#### SET PROBLEM
Lay out the listing as a numbered list, starting at its first line and running through the line containing "field-row-totp-algorithm: TOTP Algorithm", both included, with any blank lines left out.
=-=-=-=-=
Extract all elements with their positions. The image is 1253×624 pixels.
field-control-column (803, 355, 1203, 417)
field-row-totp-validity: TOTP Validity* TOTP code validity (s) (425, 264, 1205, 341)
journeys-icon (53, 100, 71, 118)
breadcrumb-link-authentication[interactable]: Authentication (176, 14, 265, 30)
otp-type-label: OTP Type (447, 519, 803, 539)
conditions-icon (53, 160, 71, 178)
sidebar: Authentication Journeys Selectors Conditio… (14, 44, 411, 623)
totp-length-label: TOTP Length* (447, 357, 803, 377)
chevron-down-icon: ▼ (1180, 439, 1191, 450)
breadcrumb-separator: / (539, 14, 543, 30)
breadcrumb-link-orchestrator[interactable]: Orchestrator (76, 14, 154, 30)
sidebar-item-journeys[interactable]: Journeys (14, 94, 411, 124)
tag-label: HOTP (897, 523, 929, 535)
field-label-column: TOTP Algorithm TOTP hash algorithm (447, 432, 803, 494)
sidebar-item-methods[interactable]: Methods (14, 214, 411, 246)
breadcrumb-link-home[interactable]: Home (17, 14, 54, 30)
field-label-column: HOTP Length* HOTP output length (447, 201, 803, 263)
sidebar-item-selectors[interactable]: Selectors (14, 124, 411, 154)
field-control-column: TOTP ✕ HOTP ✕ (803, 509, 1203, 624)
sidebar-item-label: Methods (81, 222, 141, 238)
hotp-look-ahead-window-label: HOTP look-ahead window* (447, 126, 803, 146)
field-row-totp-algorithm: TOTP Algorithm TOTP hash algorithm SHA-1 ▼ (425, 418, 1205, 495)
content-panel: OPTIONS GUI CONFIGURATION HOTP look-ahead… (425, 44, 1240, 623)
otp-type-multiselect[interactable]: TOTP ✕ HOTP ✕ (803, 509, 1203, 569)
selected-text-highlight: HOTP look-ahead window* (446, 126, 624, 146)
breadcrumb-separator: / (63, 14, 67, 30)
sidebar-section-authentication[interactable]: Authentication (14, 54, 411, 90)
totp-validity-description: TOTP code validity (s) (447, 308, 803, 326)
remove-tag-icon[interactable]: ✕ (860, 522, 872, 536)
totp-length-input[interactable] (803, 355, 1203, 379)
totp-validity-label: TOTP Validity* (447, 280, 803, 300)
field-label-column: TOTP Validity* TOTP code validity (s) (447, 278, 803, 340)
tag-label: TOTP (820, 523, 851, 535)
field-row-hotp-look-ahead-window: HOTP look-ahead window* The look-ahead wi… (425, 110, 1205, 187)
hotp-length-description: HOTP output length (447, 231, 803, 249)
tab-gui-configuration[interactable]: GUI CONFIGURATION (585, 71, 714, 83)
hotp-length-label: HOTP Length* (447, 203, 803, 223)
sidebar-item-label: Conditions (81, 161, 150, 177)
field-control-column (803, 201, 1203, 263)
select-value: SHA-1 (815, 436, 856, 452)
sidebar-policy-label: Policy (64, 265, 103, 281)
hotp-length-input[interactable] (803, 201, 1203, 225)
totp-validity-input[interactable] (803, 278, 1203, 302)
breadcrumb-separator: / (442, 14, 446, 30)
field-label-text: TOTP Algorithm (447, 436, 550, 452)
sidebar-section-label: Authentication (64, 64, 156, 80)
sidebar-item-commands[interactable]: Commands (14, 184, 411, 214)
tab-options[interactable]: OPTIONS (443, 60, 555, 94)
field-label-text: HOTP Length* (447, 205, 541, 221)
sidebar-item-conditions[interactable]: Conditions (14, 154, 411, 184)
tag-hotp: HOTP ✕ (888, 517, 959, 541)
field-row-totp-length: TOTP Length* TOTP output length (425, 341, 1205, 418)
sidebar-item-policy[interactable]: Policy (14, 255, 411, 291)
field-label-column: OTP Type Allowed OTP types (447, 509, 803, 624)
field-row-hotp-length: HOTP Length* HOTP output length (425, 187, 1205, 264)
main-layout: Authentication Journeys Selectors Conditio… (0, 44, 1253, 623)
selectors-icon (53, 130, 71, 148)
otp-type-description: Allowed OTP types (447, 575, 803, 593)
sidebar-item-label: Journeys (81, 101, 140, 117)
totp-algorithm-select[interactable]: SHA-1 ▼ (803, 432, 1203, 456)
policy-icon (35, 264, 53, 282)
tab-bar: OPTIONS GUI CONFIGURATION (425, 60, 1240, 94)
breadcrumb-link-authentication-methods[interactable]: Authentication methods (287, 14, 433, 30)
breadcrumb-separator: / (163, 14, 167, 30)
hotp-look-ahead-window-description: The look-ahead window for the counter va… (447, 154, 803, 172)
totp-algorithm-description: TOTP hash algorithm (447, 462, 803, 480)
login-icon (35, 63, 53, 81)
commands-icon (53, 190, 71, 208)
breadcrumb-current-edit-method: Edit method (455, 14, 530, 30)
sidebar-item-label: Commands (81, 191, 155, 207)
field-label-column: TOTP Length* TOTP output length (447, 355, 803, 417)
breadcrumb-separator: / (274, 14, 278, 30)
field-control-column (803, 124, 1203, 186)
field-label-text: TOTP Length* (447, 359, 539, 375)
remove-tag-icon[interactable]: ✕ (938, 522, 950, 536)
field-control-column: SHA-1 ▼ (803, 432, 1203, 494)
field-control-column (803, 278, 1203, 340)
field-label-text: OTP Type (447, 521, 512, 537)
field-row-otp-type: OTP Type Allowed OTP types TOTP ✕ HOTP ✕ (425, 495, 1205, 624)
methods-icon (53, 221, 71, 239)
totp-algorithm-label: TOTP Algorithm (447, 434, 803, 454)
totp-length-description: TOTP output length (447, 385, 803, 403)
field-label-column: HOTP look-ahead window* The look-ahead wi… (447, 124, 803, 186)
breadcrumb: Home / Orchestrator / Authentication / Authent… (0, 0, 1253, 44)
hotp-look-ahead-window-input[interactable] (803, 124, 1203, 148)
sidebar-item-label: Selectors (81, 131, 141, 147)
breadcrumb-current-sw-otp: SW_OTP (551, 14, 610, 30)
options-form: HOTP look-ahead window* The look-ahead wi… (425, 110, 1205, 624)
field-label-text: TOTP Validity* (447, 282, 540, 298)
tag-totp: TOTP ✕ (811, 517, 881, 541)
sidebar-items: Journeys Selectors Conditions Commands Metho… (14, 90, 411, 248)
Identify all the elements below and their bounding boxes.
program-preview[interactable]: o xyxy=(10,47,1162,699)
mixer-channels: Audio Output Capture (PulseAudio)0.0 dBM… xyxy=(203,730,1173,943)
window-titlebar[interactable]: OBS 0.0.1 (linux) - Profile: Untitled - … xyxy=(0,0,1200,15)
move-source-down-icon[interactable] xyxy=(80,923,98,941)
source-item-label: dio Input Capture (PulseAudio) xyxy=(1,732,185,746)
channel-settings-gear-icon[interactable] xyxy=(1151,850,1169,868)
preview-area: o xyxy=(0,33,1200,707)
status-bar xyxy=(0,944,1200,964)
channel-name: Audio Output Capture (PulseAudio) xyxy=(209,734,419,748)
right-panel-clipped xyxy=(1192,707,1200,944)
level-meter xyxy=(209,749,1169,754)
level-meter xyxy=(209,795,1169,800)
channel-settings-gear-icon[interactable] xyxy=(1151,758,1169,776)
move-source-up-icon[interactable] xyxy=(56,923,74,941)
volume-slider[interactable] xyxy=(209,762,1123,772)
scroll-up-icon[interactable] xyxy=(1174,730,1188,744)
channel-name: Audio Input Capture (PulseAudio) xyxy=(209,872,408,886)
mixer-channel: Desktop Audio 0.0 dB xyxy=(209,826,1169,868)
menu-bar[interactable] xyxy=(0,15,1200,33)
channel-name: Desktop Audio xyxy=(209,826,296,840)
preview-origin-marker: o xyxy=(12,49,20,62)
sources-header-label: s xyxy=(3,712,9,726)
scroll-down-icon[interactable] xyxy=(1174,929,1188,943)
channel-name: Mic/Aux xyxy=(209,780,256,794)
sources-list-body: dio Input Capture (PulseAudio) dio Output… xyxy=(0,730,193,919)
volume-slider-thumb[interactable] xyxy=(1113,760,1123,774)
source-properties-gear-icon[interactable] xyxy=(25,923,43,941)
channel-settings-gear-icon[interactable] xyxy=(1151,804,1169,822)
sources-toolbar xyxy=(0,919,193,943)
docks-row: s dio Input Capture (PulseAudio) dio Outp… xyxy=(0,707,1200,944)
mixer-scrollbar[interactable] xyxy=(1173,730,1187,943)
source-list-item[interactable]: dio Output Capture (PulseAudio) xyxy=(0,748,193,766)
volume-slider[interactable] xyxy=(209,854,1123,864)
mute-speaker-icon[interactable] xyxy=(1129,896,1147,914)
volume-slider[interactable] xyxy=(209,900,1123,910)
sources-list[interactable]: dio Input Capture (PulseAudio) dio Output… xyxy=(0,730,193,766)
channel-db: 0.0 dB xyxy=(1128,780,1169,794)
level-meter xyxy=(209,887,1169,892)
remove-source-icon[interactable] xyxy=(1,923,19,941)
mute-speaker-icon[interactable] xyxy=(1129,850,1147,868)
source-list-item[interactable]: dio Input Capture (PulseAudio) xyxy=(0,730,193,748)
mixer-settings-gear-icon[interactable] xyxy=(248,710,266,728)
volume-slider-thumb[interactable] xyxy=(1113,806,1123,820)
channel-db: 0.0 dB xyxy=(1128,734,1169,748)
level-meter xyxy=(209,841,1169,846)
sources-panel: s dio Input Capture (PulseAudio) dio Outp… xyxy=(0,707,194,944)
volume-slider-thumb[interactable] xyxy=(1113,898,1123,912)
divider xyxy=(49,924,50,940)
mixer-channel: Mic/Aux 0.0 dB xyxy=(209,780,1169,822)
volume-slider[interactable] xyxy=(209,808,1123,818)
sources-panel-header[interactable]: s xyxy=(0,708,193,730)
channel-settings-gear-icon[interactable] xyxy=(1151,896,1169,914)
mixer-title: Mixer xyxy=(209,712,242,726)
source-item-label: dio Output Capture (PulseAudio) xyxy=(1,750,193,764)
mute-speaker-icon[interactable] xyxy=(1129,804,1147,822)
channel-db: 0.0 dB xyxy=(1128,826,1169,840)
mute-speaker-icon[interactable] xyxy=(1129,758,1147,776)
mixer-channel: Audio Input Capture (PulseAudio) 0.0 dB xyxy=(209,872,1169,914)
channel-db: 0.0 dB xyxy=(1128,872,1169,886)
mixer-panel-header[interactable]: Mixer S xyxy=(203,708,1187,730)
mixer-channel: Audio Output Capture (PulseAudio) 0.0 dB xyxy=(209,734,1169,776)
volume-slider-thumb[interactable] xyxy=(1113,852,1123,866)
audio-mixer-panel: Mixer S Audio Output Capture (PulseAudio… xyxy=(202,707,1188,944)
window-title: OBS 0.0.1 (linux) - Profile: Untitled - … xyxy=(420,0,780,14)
=-=-=-=-=
#### ANSWER TO THIS PROBLEM
1. Extract all elements with their positions. The image is 1253×624 pixels.
2. field-control-column (803, 355, 1203, 417)
3. field-row-totp-validity: TOTP Validity* TOTP code validity (s) (425, 264, 1205, 341)
4. journeys-icon (53, 100, 71, 118)
5. breadcrumb-link-authentication[interactable]: Authentication (176, 14, 265, 30)
6. otp-type-label: OTP Type (447, 519, 803, 539)
7. conditions-icon (53, 160, 71, 178)
8. sidebar: Authentication Journeys Selectors Conditio… (14, 44, 411, 623)
9. totp-length-label: TOTP Length* (447, 357, 803, 377)
10. chevron-down-icon: ▼ (1180, 439, 1191, 450)
11. breadcrumb-separator: / (539, 14, 543, 30)
12. breadcrumb-link-orchestrator[interactable]: Orchestrator (76, 14, 154, 30)
13. sidebar-item-journeys[interactable]: Journeys (14, 94, 411, 124)
14. tag-label: HOTP (897, 523, 929, 535)
15. field-label-column: TOTP Algorithm TOTP hash algorithm (447, 432, 803, 494)
16. sidebar-item-methods[interactable]: Methods (14, 214, 411, 246)
17. breadcrumb-link-home[interactable]: Home (17, 14, 54, 30)
18. field-label-column: HOTP Length* HOTP output length (447, 201, 803, 263)
19. sidebar-item-selectors[interactable]: Selectors (14, 124, 411, 154)
20. field-control-column: TOTP ✕ HOTP ✕ (803, 509, 1203, 624)
21. sidebar-item-label: Methods (81, 222, 141, 238)
22. hotp-look-ahead-window-label: HOTP look-ahead window* (447, 126, 803, 146)
23. field-row-totp-algorithm: TOTP Algorithm TOTP hash algorithm SHA-1 ▼ (425, 418, 1205, 495)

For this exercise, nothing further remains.